◆ WHAT NEEDS TO BE DONE ◆
Tell how many lines contain the word "false". Reply with the number only.

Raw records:
=======
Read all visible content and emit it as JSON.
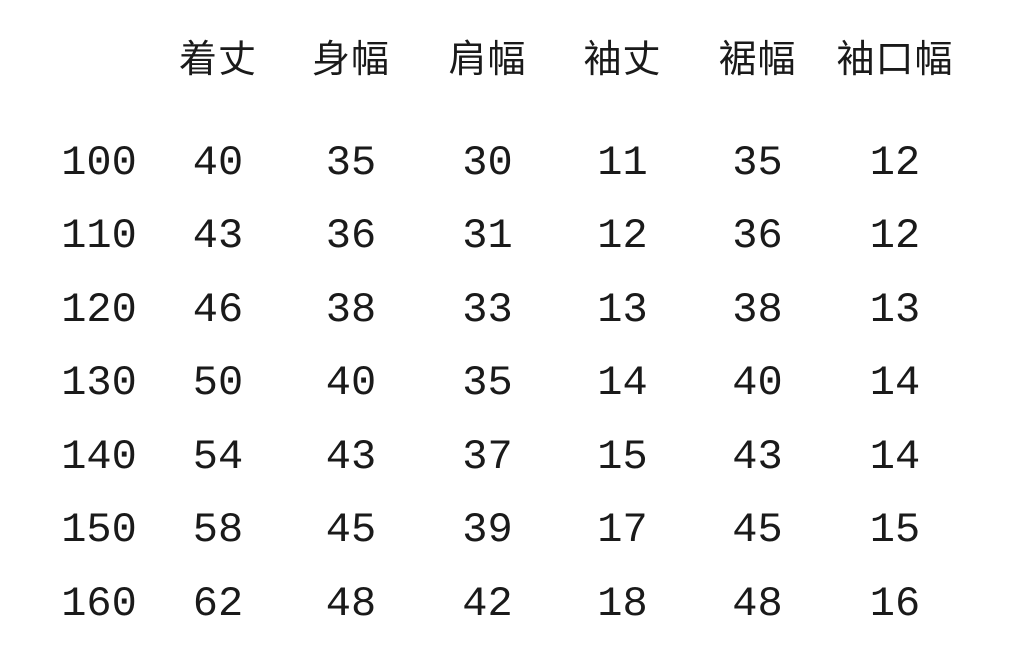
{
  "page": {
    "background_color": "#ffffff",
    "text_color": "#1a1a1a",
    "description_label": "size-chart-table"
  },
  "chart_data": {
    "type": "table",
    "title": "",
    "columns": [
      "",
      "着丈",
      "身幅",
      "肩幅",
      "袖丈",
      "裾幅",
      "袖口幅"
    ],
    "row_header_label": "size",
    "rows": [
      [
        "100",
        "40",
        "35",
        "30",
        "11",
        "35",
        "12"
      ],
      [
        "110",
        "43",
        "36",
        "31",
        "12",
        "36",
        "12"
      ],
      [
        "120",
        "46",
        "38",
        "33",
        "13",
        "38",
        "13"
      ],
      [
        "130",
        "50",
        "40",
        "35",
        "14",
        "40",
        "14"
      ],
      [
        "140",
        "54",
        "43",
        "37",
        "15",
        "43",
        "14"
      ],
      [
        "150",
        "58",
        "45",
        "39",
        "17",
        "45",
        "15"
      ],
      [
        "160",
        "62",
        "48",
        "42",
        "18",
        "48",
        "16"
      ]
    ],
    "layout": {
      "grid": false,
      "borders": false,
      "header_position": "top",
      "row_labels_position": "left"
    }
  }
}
=======
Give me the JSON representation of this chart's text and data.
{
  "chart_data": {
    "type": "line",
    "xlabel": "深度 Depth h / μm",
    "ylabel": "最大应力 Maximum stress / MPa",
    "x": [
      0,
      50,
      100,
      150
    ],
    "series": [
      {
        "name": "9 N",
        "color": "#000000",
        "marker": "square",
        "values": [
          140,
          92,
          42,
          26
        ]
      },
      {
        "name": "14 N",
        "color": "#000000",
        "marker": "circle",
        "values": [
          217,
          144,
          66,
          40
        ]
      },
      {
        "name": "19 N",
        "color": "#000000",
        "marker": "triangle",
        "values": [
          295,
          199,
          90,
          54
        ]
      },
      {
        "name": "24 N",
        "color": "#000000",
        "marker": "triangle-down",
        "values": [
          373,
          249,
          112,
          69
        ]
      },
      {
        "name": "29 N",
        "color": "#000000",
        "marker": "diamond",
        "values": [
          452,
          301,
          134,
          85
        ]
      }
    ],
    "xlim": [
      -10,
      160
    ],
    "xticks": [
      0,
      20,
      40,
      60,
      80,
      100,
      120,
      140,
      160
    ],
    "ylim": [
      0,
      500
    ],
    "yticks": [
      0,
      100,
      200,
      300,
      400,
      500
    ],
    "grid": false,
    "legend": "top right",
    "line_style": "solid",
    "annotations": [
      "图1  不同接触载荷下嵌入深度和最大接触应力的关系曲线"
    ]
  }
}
=======
◆ EXERCISE SOLUTION ◆
3